Aim of the task: Copy every entry precisely.

=== Dataset content ===

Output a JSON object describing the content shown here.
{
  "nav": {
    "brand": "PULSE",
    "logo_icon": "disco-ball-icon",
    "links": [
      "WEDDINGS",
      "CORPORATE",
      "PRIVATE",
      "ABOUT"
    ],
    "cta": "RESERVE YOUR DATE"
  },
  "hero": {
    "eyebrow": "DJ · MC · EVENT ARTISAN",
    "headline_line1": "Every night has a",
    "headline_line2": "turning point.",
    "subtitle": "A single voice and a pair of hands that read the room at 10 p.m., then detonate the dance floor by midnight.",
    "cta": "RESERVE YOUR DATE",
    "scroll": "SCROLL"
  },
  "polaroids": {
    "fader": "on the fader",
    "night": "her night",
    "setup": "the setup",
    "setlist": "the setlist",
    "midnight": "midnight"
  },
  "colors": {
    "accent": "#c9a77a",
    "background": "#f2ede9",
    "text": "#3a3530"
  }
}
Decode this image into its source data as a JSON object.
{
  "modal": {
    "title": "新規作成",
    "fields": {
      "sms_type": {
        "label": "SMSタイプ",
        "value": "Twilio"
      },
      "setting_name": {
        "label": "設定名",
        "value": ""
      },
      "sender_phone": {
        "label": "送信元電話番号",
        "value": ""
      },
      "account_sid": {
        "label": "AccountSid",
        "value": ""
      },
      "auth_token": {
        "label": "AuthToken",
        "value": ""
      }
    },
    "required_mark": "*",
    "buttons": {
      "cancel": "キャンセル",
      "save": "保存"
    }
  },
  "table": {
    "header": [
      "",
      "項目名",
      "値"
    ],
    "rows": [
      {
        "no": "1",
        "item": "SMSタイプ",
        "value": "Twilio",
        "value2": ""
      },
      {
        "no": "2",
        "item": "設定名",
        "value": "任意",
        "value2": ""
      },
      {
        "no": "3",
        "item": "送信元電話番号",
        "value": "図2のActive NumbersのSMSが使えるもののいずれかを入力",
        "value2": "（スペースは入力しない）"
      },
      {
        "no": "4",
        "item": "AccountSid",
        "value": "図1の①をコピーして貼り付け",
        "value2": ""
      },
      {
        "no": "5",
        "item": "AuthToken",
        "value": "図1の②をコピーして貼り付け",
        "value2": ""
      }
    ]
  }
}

===

Full output:
Output a JSON object describing the content shown here.
{
  "nav": {
    "brand": "PULSE",
    "logo_icon": "disco-ball-icon",
    "links": [
      "WEDDINGS",
      "CORPORATE",
      "PRIVATE",
      "ABOUT"
    ],
    "cta": "RESERVE YOUR DATE"
  },
  "hero": {
    "eyebrow": "DJ · MC · EVENT ARTISAN",
    "headline_line1": "Every night has a",
    "headline_line2": "turning point.",
    "subtitle": "A single voice and a pair of hands that read the room at 10 p.m., then detonate the dance floor by midnight.",
    "cta": "RESERVE YOUR DATE",
    "scroll": "SCROLL"
  },
  "polaroids": {
    "fader": "on the fader",
    "night": "her night",
    "setup": "the setup",
    "setlist": "the setlist",
    "midnight": "midnight"
  },
  "colors": {
    "accent": "#c9a77a",
    "background": "#f2ede9",
    "text": "#3a3530"
  }
}
Decode this image into its source data as a JSON object.
{
  "modal": {
    "title": "新規作成",
    "fields": {
      "sms_type": {
        "label": "SMSタイプ",
        "value": "Twilio"
      },
      "setting_name": {
        "label": "設定名",
        "value": ""
      },
      "sender_phone": {
        "label": "送信元電話番号",
        "value": ""
      },
      "account_sid": {
        "label": "AccountSid",
        "value": ""
      },
      "auth_token": {
        "label": "AuthToken",
        "value": ""
      }
    },
    "required_mark": "*",
    "buttons": {
      "cancel": "キャンセル",
      "save": "保存"
    }
  },
  "table": {
    "header": [
      "",
      "項目名",
      "値"
    ],
    "rows": [
      {
        "no": "1",
        "item": "SMSタイプ",
        "value": "Twilio",
        "value2": ""
      },
      {
        "no": "2",
        "item": "設定名",
        "value": "任意",
        "value2": ""
      },
      {
        "no": "3",
        "item": "送信元電話番号",
        "value": "図2のActive NumbersのSMSが使えるもののいずれかを入力",
        "value2": "（スペースは入力しない）"
      },
      {
        "no": "4",
        "item": "AccountSid",
        "value": "図1の①をコピーして貼り付け",
        "value2": ""
      },
      {
        "no": "5",
        "item": "AuthToken",
        "value": "図1の②をコピーして貼り付け",
        "value2": ""
      }
    ]
  }
}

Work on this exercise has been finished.